**Task directions**
Copy the lines from the one containing "Where are 2" up to and including the one containing "412, 589, 485]", swapping "bounding box" for "bbox" and leaving everything else unchanged.

>> BEGIN Material shown

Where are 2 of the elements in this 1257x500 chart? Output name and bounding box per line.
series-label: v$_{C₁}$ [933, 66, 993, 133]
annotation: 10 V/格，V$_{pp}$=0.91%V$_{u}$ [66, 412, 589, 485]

>> END Material shown
>> BEGIN Material shown

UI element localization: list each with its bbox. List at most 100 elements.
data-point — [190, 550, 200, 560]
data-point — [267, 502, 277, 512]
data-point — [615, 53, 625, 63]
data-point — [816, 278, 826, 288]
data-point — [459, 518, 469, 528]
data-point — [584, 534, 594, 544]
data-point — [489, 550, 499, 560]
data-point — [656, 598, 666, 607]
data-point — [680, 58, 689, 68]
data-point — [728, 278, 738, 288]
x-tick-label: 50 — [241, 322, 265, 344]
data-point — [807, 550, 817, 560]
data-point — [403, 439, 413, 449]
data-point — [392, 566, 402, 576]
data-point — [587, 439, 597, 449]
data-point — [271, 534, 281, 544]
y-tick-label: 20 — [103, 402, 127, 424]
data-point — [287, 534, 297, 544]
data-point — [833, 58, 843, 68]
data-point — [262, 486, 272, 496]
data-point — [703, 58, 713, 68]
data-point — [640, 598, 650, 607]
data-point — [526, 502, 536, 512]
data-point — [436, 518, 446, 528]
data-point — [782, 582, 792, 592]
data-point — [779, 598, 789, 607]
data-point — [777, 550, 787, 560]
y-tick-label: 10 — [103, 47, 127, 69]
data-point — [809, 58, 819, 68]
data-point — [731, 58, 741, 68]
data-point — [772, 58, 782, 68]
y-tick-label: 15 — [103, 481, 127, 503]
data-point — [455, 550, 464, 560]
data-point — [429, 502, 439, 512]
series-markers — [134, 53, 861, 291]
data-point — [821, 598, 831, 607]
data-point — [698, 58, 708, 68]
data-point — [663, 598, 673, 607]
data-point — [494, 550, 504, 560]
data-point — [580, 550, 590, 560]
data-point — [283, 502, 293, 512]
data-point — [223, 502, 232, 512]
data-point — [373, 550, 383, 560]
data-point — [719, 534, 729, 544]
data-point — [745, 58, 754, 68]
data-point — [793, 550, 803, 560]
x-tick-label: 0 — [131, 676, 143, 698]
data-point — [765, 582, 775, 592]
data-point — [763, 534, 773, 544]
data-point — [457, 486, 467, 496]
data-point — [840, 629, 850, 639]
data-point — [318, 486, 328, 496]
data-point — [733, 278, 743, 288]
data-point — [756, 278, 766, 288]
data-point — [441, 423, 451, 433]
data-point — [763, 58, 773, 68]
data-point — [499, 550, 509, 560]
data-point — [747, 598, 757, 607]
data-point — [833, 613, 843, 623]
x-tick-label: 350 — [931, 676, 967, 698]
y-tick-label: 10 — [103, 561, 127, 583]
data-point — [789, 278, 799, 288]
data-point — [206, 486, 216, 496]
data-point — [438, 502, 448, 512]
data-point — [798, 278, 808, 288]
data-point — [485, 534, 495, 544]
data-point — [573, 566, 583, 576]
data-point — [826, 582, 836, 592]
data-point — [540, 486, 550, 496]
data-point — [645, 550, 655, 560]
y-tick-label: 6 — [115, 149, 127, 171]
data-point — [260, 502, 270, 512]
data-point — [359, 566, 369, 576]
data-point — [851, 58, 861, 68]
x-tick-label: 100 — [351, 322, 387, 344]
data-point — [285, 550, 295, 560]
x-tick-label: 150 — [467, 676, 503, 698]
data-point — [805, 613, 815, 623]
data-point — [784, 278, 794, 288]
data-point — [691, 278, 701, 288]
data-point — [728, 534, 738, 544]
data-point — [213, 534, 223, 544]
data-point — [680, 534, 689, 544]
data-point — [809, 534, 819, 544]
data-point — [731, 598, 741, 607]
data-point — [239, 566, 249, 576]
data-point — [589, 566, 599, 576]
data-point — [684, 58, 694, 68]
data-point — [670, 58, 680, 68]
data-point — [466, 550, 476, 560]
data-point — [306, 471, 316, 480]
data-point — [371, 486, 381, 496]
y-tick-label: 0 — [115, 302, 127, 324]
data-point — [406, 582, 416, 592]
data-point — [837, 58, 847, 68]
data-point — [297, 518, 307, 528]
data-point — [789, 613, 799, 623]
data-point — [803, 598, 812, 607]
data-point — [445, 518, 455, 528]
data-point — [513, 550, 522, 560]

>> END Material shown

**Result of this task**
Where are 2 of the elements in this 1257x500 chart? Output name and bbox per line.
series-label: v$_{C₁}$ [933, 66, 993, 133]
annotation: 10 V/格，V$_{pp}$=0.91%V$_{u}$ [66, 412, 589, 485]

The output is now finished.